▶ Requirements
In the material below, find each line holding the string "Decoder" and copy it.

▶ Given information

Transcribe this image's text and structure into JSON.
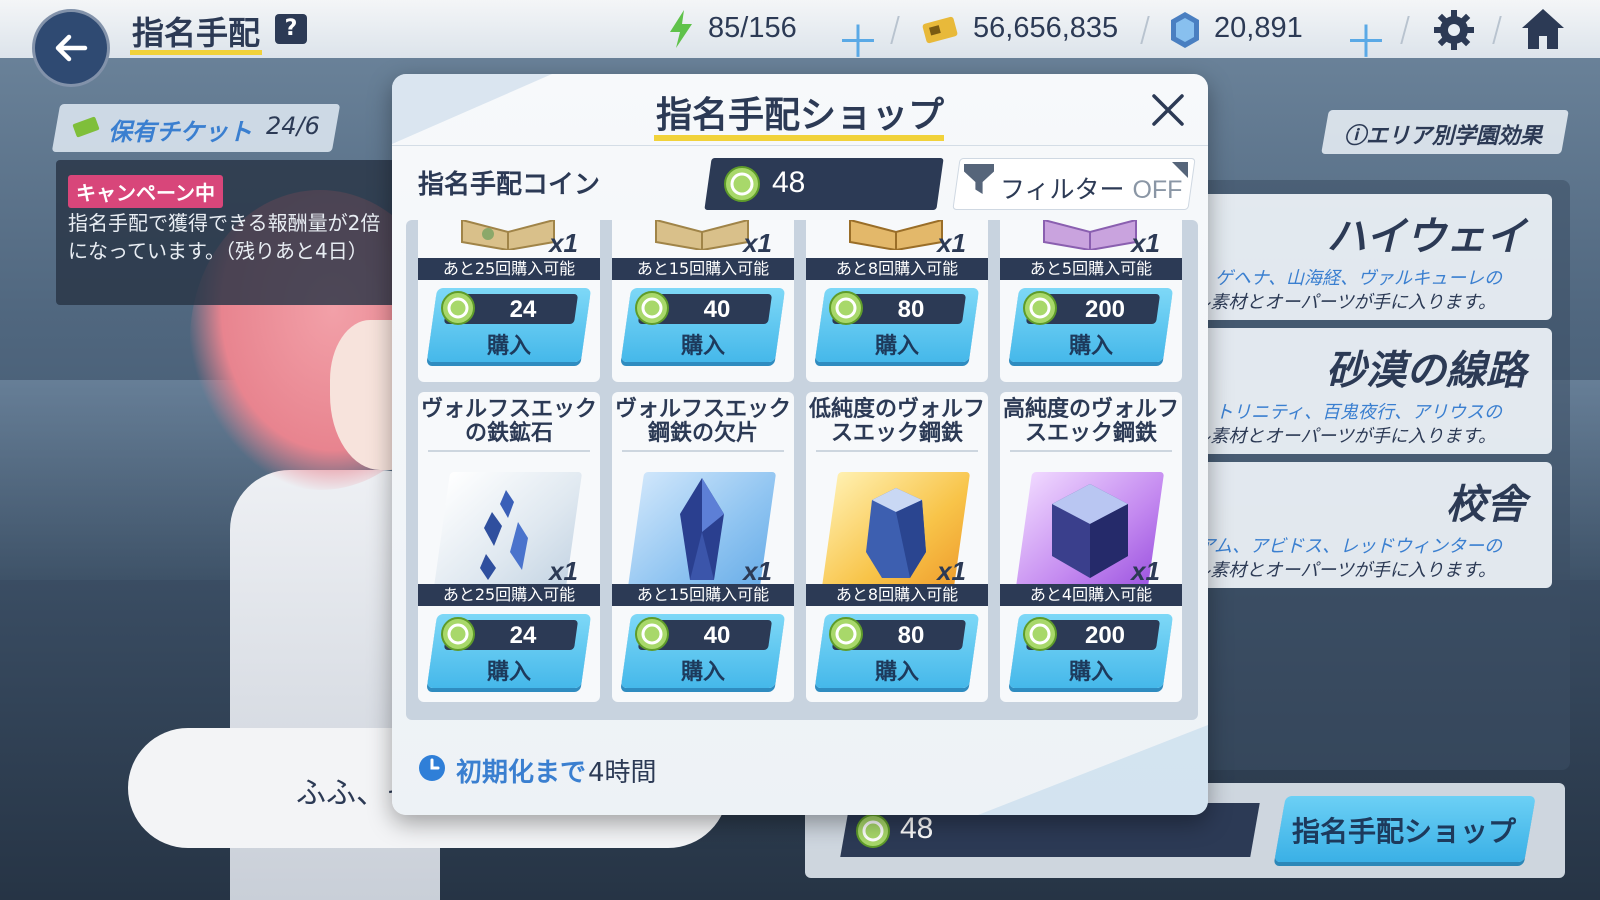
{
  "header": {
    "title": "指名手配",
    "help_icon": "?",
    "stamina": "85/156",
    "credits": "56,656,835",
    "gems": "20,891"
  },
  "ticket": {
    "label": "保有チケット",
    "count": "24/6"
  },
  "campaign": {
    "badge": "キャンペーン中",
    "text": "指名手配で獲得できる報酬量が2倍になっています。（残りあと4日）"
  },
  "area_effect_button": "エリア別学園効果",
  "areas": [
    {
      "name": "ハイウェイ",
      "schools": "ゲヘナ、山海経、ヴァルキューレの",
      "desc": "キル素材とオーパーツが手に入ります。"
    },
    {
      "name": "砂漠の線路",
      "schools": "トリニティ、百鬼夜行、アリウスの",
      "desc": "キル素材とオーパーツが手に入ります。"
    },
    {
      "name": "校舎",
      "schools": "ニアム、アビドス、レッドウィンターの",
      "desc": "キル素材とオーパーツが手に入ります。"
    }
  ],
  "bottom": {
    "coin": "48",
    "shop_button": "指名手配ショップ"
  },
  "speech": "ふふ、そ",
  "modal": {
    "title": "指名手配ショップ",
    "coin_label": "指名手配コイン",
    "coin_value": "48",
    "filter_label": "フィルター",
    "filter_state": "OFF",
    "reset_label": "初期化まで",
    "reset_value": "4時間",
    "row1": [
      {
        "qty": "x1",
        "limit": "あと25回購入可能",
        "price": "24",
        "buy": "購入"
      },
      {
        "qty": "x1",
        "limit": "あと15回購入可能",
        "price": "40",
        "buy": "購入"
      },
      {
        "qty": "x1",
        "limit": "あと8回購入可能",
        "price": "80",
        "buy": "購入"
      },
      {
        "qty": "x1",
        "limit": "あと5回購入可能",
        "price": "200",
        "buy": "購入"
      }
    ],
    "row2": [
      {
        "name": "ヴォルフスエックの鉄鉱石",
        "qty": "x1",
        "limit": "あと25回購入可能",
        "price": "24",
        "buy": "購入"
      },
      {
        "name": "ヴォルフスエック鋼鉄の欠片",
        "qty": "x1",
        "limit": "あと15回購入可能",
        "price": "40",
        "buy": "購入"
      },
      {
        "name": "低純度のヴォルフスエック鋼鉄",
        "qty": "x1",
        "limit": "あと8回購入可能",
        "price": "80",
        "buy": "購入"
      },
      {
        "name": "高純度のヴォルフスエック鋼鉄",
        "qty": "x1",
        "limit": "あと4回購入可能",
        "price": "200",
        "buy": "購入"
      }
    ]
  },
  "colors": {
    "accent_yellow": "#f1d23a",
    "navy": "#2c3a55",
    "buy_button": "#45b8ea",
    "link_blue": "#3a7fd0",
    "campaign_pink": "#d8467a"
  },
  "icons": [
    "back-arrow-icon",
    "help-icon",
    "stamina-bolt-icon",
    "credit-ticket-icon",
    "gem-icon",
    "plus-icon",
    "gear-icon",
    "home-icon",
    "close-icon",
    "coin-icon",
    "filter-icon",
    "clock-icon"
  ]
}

* * *

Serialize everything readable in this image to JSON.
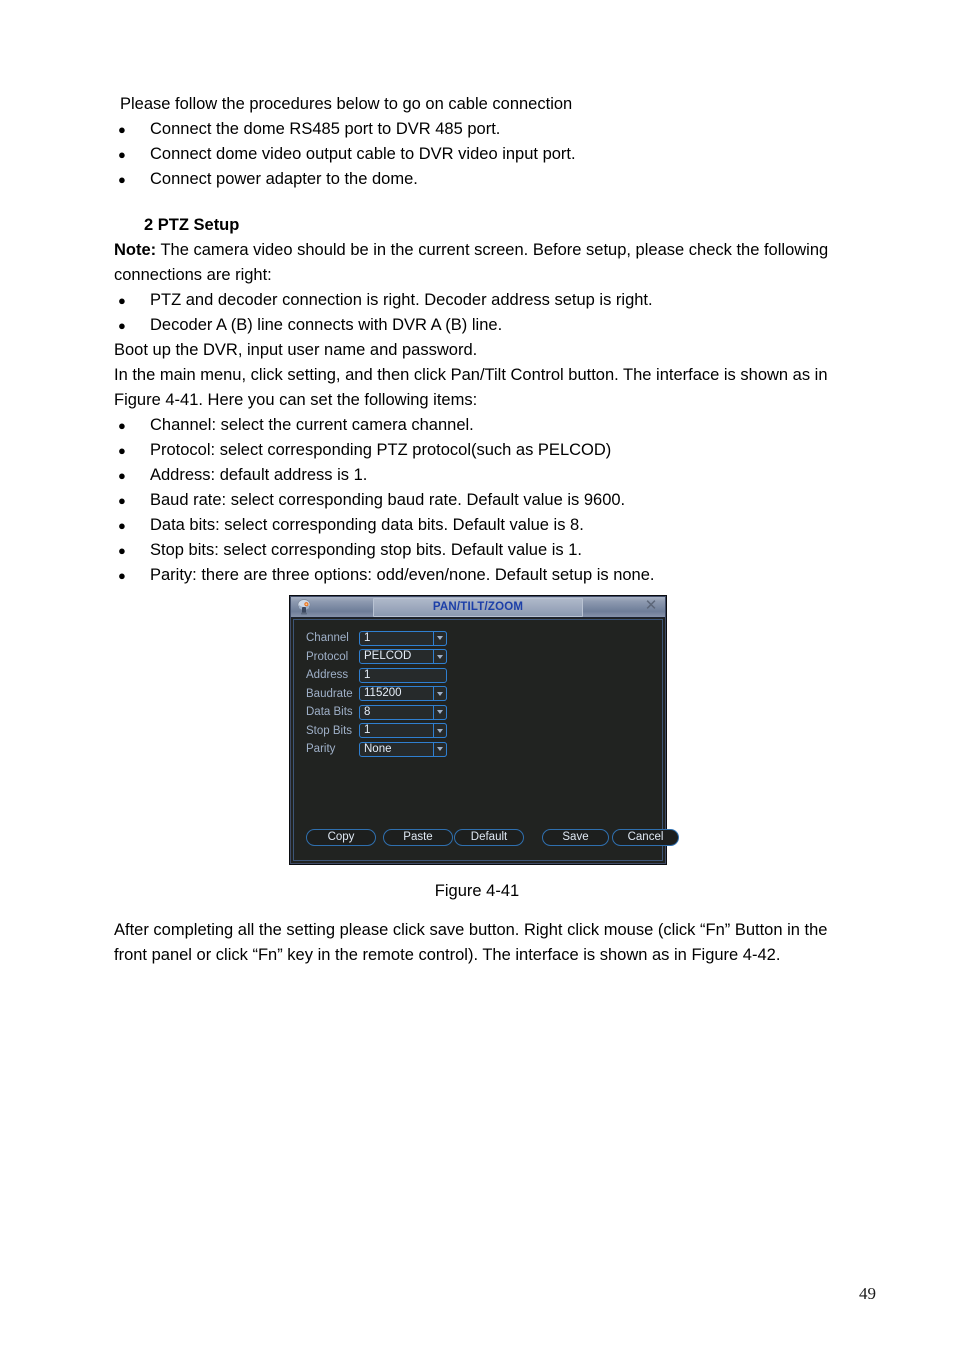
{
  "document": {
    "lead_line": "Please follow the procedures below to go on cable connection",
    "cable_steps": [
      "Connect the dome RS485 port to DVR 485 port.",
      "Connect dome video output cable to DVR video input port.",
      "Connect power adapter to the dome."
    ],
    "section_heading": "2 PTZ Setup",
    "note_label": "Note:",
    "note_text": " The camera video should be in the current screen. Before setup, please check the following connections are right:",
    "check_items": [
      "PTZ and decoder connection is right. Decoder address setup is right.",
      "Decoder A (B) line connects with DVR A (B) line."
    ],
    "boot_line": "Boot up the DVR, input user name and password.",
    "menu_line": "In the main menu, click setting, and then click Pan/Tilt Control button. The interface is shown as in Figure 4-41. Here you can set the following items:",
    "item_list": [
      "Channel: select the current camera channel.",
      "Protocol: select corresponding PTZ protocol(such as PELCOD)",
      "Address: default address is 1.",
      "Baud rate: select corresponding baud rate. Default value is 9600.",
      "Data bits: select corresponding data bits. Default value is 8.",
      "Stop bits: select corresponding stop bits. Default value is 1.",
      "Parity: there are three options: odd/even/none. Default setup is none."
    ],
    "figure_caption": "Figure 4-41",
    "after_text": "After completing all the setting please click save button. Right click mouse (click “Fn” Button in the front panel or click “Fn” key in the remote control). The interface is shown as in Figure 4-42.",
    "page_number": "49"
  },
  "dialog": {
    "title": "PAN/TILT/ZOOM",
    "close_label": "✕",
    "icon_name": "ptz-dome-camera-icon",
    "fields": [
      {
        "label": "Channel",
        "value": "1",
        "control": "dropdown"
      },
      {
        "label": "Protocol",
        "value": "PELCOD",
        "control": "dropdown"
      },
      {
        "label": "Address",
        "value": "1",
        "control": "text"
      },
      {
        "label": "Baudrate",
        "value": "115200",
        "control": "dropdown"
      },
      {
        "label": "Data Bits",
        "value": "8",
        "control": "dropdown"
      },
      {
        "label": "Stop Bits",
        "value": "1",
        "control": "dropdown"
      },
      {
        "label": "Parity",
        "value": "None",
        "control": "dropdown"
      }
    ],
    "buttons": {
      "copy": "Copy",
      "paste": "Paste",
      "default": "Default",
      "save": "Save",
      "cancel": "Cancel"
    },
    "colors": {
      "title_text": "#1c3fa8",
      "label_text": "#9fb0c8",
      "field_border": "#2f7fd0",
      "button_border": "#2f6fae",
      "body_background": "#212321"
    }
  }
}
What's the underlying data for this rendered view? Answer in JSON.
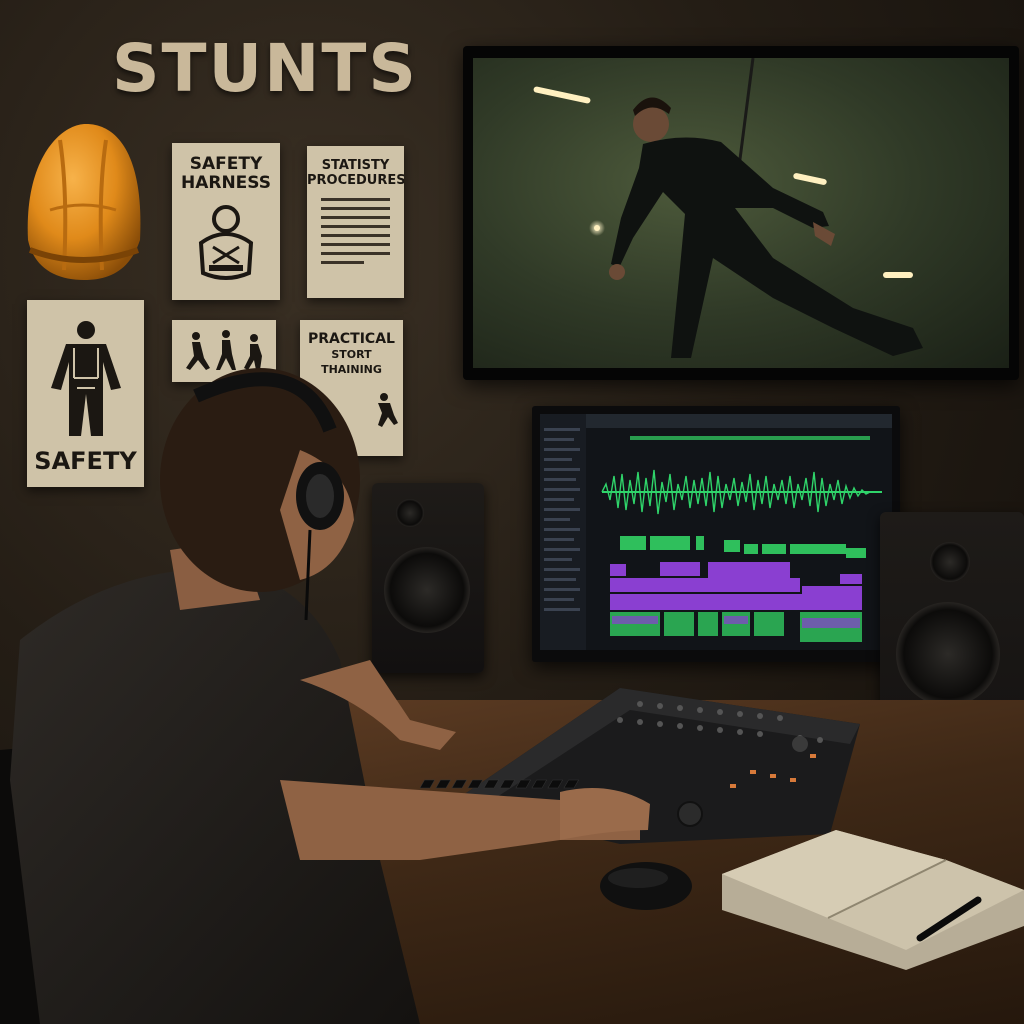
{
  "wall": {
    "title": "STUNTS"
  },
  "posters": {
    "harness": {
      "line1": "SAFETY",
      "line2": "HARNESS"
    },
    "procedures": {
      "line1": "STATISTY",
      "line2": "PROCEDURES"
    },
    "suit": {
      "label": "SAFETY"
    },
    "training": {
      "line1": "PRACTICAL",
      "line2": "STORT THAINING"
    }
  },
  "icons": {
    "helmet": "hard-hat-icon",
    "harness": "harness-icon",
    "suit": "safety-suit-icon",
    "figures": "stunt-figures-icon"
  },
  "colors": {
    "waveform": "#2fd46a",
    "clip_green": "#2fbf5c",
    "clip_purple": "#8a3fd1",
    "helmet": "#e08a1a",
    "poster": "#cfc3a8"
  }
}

* * *

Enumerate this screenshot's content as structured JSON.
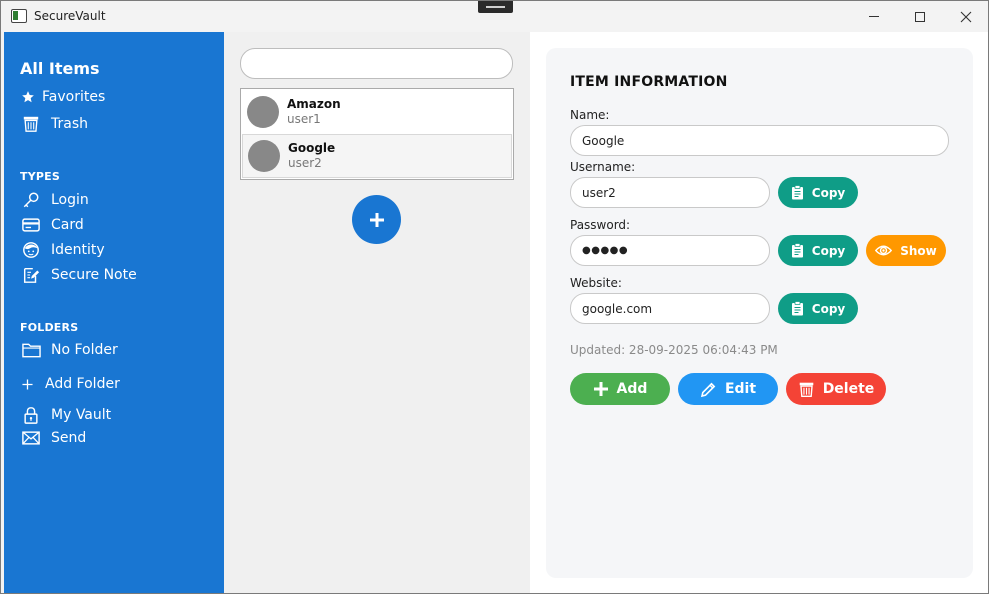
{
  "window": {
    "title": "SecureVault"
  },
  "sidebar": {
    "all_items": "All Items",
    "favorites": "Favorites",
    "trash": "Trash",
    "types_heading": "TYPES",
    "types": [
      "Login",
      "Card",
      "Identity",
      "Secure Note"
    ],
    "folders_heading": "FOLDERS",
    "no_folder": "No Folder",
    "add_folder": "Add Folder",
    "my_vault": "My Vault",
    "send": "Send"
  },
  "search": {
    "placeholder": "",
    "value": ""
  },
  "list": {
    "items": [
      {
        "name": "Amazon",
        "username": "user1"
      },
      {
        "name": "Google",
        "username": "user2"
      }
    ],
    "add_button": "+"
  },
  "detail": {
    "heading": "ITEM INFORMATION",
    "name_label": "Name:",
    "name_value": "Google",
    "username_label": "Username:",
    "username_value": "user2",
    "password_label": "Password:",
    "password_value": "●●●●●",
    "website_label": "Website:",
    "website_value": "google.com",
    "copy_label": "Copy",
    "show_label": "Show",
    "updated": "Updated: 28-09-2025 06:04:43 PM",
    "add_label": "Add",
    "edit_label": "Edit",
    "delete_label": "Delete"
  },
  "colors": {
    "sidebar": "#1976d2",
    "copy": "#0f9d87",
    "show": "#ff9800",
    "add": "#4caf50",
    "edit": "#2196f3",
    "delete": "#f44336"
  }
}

▶ The response
      "PTZ and decoder connection is right. Decoder address setup is right.",
      "Decoder A (B) line connects with DVR A (B) line."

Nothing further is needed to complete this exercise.